Description of the task: Reproduce the material below word for word, leaving out the pictures.

· · ·

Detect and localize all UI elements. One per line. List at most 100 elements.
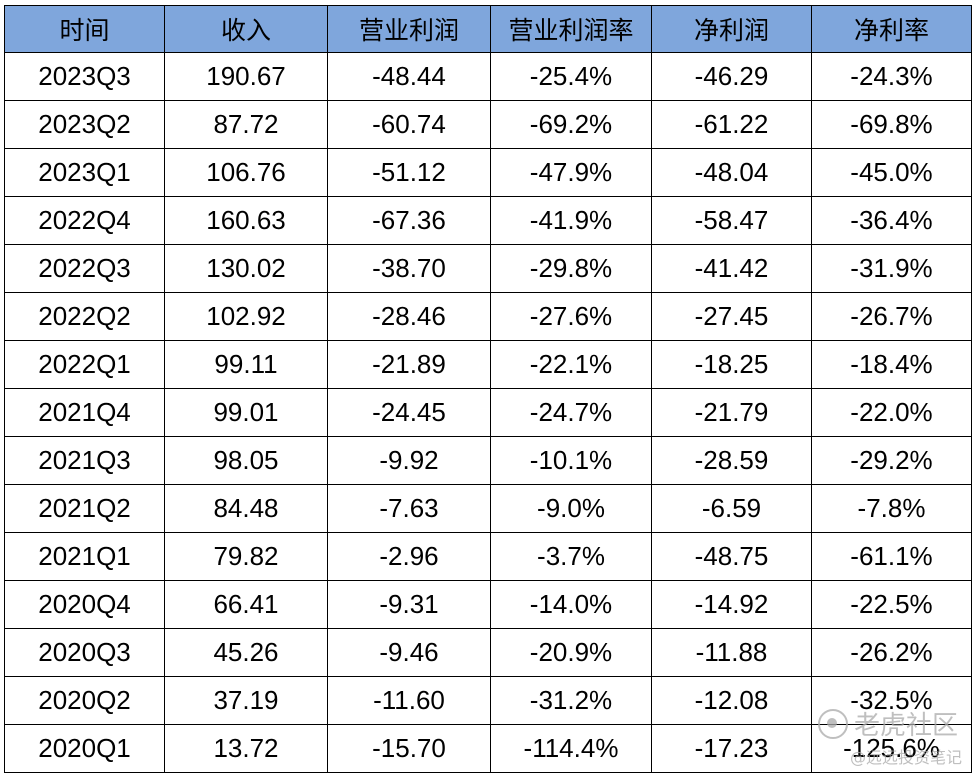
cell-operating-profit: -21.89 (327, 340, 491, 389)
cell-time: 2023Q1 (4, 148, 165, 197)
cell-revenue: 106.76 (164, 148, 328, 197)
cell-net-margin: -125.6% (811, 724, 972, 773)
cell-revenue: 130.02 (164, 244, 328, 293)
cell-net-profit: -14.92 (651, 580, 812, 629)
table-row: 2023Q2 87.72 -60.74 -69.2% -61.22 -69.8% (4, 100, 972, 149)
cell-net-profit: -17.23 (651, 724, 812, 773)
cell-time: 2022Q4 (4, 196, 165, 245)
cell-revenue: 102.92 (164, 292, 328, 341)
cell-net-margin: -7.8% (811, 484, 972, 533)
cell-operating-margin: -31.2% (490, 676, 652, 725)
cell-operating-profit: -9.31 (327, 580, 491, 629)
header-operating-margin: 营业利润率 (490, 5, 652, 53)
cell-operating-margin: -29.8% (490, 244, 652, 293)
table-body: 2023Q3 190.67 -48.44 -25.4% -46.29 -24.3% 2023… (4, 52, 972, 773)
header-time: 时间 (4, 5, 165, 53)
cell-operating-margin: -25.4% (490, 52, 652, 101)
cell-operating-profit: -7.63 (327, 484, 491, 533)
cell-net-profit: -6.59 (651, 484, 812, 533)
cell-time: 2022Q1 (4, 340, 165, 389)
cell-operating-profit: -51.12 (327, 148, 491, 197)
table-row: 2020Q2 37.19 -11.60 -31.2% -12.08 -32.5% (4, 676, 972, 725)
cell-revenue: 87.72 (164, 100, 328, 149)
cell-net-profit: -48.04 (651, 148, 812, 197)
cell-time: 2020Q4 (4, 580, 165, 629)
cell-net-profit: -12.08 (651, 676, 812, 725)
cell-net-profit: -21.79 (651, 388, 812, 437)
cell-operating-profit: -28.46 (327, 292, 491, 341)
table-row: 2021Q4 99.01 -24.45 -24.7% -21.79 -22.0% (4, 388, 972, 437)
cell-revenue: 13.72 (164, 724, 328, 773)
cell-net-margin: -69.8% (811, 100, 972, 149)
cell-operating-profit: -15.70 (327, 724, 491, 773)
cell-net-profit: -11.88 (651, 628, 812, 677)
cell-net-margin: -61.1% (811, 532, 972, 581)
cell-time: 2021Q1 (4, 532, 165, 581)
cell-net-margin: -36.4% (811, 196, 972, 245)
cell-operating-profit: -60.74 (327, 100, 491, 149)
cell-net-margin: -26.7% (811, 292, 972, 341)
cell-revenue: 84.48 (164, 484, 328, 533)
cell-net-margin: -26.2% (811, 628, 972, 677)
cell-operating-profit: -2.96 (327, 532, 491, 581)
cell-net-profit: -46.29 (651, 52, 812, 101)
cell-operating-margin: -3.7% (490, 532, 652, 581)
cell-net-margin: -22.5% (811, 580, 972, 629)
cell-operating-margin: -14.0% (490, 580, 652, 629)
cell-time: 2020Q2 (4, 676, 165, 725)
cell-time: 2021Q4 (4, 388, 165, 437)
cell-net-margin: -31.9% (811, 244, 972, 293)
cell-operating-margin: -27.6% (490, 292, 652, 341)
cell-revenue: 99.11 (164, 340, 328, 389)
financial-table: 时间 收入 营业利润 营业利润率 净利润 净利率 2023Q3 190.67 -48… (4, 5, 972, 773)
table-row: 2023Q3 190.67 -48.44 -25.4% -46.29 -24.3% (4, 52, 972, 101)
cell-operating-profit: -24.45 (327, 388, 491, 437)
table-row: 2022Q3 130.02 -38.70 -29.8% -41.42 -31.9% (4, 244, 972, 293)
cell-revenue: 160.63 (164, 196, 328, 245)
table-row: 2023Q1 106.76 -51.12 -47.9% -48.04 -45.0% (4, 148, 972, 197)
cell-operating-margin: -9.0% (490, 484, 652, 533)
table-row: 2021Q1 79.82 -2.96 -3.7% -48.75 -61.1% (4, 532, 972, 581)
cell-net-profit: -58.47 (651, 196, 812, 245)
cell-operating-margin: -10.1% (490, 436, 652, 485)
cell-operating-profit: -9.46 (327, 628, 491, 677)
cell-time: 2021Q3 (4, 436, 165, 485)
header-operating-profit: 营业利润 (327, 5, 491, 53)
cell-net-margin: -22.0% (811, 388, 972, 437)
table-row: 2020Q3 45.26 -9.46 -20.9% -11.88 -26.2% (4, 628, 972, 677)
cell-net-profit: -41.42 (651, 244, 812, 293)
cell-operating-margin: -47.9% (490, 148, 652, 197)
table-header: 时间 收入 营业利润 营业利润率 净利润 净利率 (4, 5, 972, 53)
cell-operating-profit: -38.70 (327, 244, 491, 293)
cell-revenue: 190.67 (164, 52, 328, 101)
cell-net-margin: -32.5% (811, 676, 972, 725)
cell-revenue: 98.05 (164, 436, 328, 485)
cell-time: 2020Q1 (4, 724, 165, 773)
cell-time: 2021Q2 (4, 484, 165, 533)
cell-revenue: 66.41 (164, 580, 328, 629)
cell-revenue: 45.26 (164, 628, 328, 677)
table-row: 2021Q3 98.05 -9.92 -10.1% -28.59 -29.2% (4, 436, 972, 485)
cell-revenue: 99.01 (164, 388, 328, 437)
cell-time: 2022Q3 (4, 244, 165, 293)
header-net-margin: 净利率 (811, 5, 972, 53)
cell-net-margin: -24.3% (811, 52, 972, 101)
cell-operating-margin: -20.9% (490, 628, 652, 677)
cell-net-margin: -45.0% (811, 148, 972, 197)
header-net-profit: 净利润 (651, 5, 812, 53)
cell-net-profit: -61.22 (651, 100, 812, 149)
table-row: 2020Q4 66.41 -9.31 -14.0% -14.92 -22.5% (4, 580, 972, 629)
cell-operating-profit: -11.60 (327, 676, 491, 725)
cell-operating-margin: -41.9% (490, 196, 652, 245)
cell-net-margin: -29.2% (811, 436, 972, 485)
cell-operating-profit: -48.44 (327, 52, 491, 101)
cell-time: 2022Q2 (4, 292, 165, 341)
header-row: 时间 收入 营业利润 营业利润率 净利润 净利率 (4, 5, 972, 53)
cell-operating-margin: -24.7% (490, 388, 652, 437)
cell-operating-profit: -67.36 (327, 196, 491, 245)
cell-operating-profit: -9.92 (327, 436, 491, 485)
cell-revenue: 79.82 (164, 532, 328, 581)
cell-time: 2023Q3 (4, 52, 165, 101)
cell-net-margin: -18.4% (811, 340, 972, 389)
table-row: 2020Q1 13.72 -15.70 -114.4% -17.23 -125.6% (4, 724, 972, 773)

· · ·

Expected answer:
Detect and localize all UI elements. One per line. List at most 100 elements.
cell-operating-profit: -21.89 (327, 340, 491, 389)
cell-time: 2023Q1 (4, 148, 165, 197)
cell-revenue: 106.76 (164, 148, 328, 197)
cell-net-margin: -125.6% (811, 724, 972, 773)
cell-revenue: 130.02 (164, 244, 328, 293)
cell-net-profit: -14.92 (651, 580, 812, 629)
table-row: 2023Q2 87.72 -60.74 -69.2% -61.22 -69.8% (4, 100, 972, 149)
cell-net-profit: -17.23 (651, 724, 812, 773)
cell-time: 2022Q4 (4, 196, 165, 245)
cell-revenue: 102.92 (164, 292, 328, 341)
cell-net-margin: -7.8% (811, 484, 972, 533)
cell-operating-margin: -31.2% (490, 676, 652, 725)
cell-operating-profit: -9.31 (327, 580, 491, 629)
header-operating-margin: 营业利润率 (490, 5, 652, 53)
cell-operating-margin: -29.8% (490, 244, 652, 293)
table-body: 2023Q3 190.67 -48.44 -25.4% -46.29 -24.3% 2023… (4, 52, 972, 773)
header-time: 时间 (4, 5, 165, 53)
cell-operating-margin: -25.4% (490, 52, 652, 101)
cell-operating-profit: -7.63 (327, 484, 491, 533)
cell-net-profit: -6.59 (651, 484, 812, 533)
cell-time: 2022Q1 (4, 340, 165, 389)
cell-operating-profit: -51.12 (327, 148, 491, 197)
table-row: 2020Q2 37.19 -11.60 -31.2% -12.08 -32.5% (4, 676, 972, 725)
cell-revenue: 87.72 (164, 100, 328, 149)
cell-net-profit: -48.04 (651, 148, 812, 197)
cell-time: 2020Q4 (4, 580, 165, 629)
cell-net-profit: -12.08 (651, 676, 812, 725)
cell-net-profit: -21.79 (651, 388, 812, 437)
cell-operating-profit: -28.46 (327, 292, 491, 341)
table-row: 2021Q4 99.01 -24.45 -24.7% -21.79 -22.0% (4, 388, 972, 437)
cell-revenue: 13.72 (164, 724, 328, 773)
cell-net-margin: -69.8% (811, 100, 972, 149)
cell-operating-profit: -15.70 (327, 724, 491, 773)
cell-net-profit: -11.88 (651, 628, 812, 677)
cell-net-margin: -61.1% (811, 532, 972, 581)
cell-time: 2021Q1 (4, 532, 165, 581)
cell-net-margin: -36.4% (811, 196, 972, 245)
cell-operating-profit: -60.74 (327, 100, 491, 149)
cell-net-margin: -26.7% (811, 292, 972, 341)
cell-revenue: 84.48 (164, 484, 328, 533)
cell-net-margin: -26.2% (811, 628, 972, 677)
cell-operating-profit: -2.96 (327, 532, 491, 581)
cell-net-profit: -46.29 (651, 52, 812, 101)
cell-operating-margin: -3.7% (490, 532, 652, 581)
cell-net-margin: -22.5% (811, 580, 972, 629)
cell-operating-margin: -14.0% (490, 580, 652, 629)
cell-time: 2020Q2 (4, 676, 165, 725)
cell-time: 2021Q4 (4, 388, 165, 437)
cell-net-margin: -31.9% (811, 244, 972, 293)
cell-operating-margin: -27.6% (490, 292, 652, 341)
cell-revenue: 99.11 (164, 340, 328, 389)
financial-table: 时间 收入 营业利润 营业利润率 净利润 净利率 2023Q3 190.67 -48… (4, 5, 972, 773)
table-row: 2023Q3 190.67 -48.44 -25.4% -46.29 -24.3% (4, 52, 972, 101)
cell-operating-profit: -24.45 (327, 388, 491, 437)
table-row: 2022Q3 130.02 -38.70 -29.8% -41.42 -31.9% (4, 244, 972, 293)
cell-revenue: 160.63 (164, 196, 328, 245)
table-row: 2023Q1 106.76 -51.12 -47.9% -48.04 -45.0% (4, 148, 972, 197)
cell-operating-margin: -9.0% (490, 484, 652, 533)
table-row: 2021Q1 79.82 -2.96 -3.7% -48.75 -61.1% (4, 532, 972, 581)
cell-net-profit: -58.47 (651, 196, 812, 245)
cell-operating-margin: -10.1% (490, 436, 652, 485)
cell-operating-profit: -9.46 (327, 628, 491, 677)
cell-time: 2021Q3 (4, 436, 165, 485)
header-operating-profit: 营业利润 (327, 5, 491, 53)
cell-net-margin: -22.0% (811, 388, 972, 437)
table-row: 2020Q3 45.26 -9.46 -20.9% -11.88 -26.2% (4, 628, 972, 677)
cell-net-profit: -41.42 (651, 244, 812, 293)
cell-operating-margin: -47.9% (490, 148, 652, 197)
table-header: 时间 收入 营业利润 营业利润率 净利润 净利率 (4, 5, 972, 53)
cell-operating-profit: -38.70 (327, 244, 491, 293)
cell-revenue: 190.67 (164, 52, 328, 101)
cell-net-margin: -32.5% (811, 676, 972, 725)
cell-revenue: 98.05 (164, 436, 328, 485)
cell-time: 2020Q1 (4, 724, 165, 773)
cell-time: 2021Q2 (4, 484, 165, 533)
cell-revenue: 66.41 (164, 580, 328, 629)
cell-revenue: 45.26 (164, 628, 328, 677)
table-row: 2021Q3 98.05 -9.92 -10.1% -28.59 -29.2% (4, 436, 972, 485)
cell-revenue: 99.01 (164, 388, 328, 437)
cell-time: 2022Q3 (4, 244, 165, 293)
header-net-margin: 净利率 (811, 5, 972, 53)
cell-net-margin: -24.3% (811, 52, 972, 101)
cell-operating-margin: -20.9% (490, 628, 652, 677)
cell-net-margin: -45.0% (811, 148, 972, 197)
header-net-profit: 净利润 (651, 5, 812, 53)
cell-net-profit: -61.22 (651, 100, 812, 149)
table-row: 2020Q4 66.41 -9.31 -14.0% -14.92 -22.5% (4, 580, 972, 629)
cell-operating-profit: -11.60 (327, 676, 491, 725)
cell-operating-margin: -41.9% (490, 196, 652, 245)
cell-net-margin: -29.2% (811, 436, 972, 485)
cell-operating-profit: -48.44 (327, 52, 491, 101)
cell-time: 2022Q2 (4, 292, 165, 341)
header-row: 时间 收入 营业利润 营业利润率 净利润 净利率 (4, 5, 972, 53)
cell-operating-margin: -24.7% (490, 388, 652, 437)
cell-operating-profit: -67.36 (327, 196, 491, 245)
cell-operating-profit: -9.92 (327, 436, 491, 485)
cell-revenue: 79.82 (164, 532, 328, 581)
cell-time: 2023Q3 (4, 52, 165, 101)
cell-net-margin: -18.4% (811, 340, 972, 389)
table-row: 2020Q1 13.72 -15.70 -114.4% -17.23 -125.6% (4, 724, 972, 773)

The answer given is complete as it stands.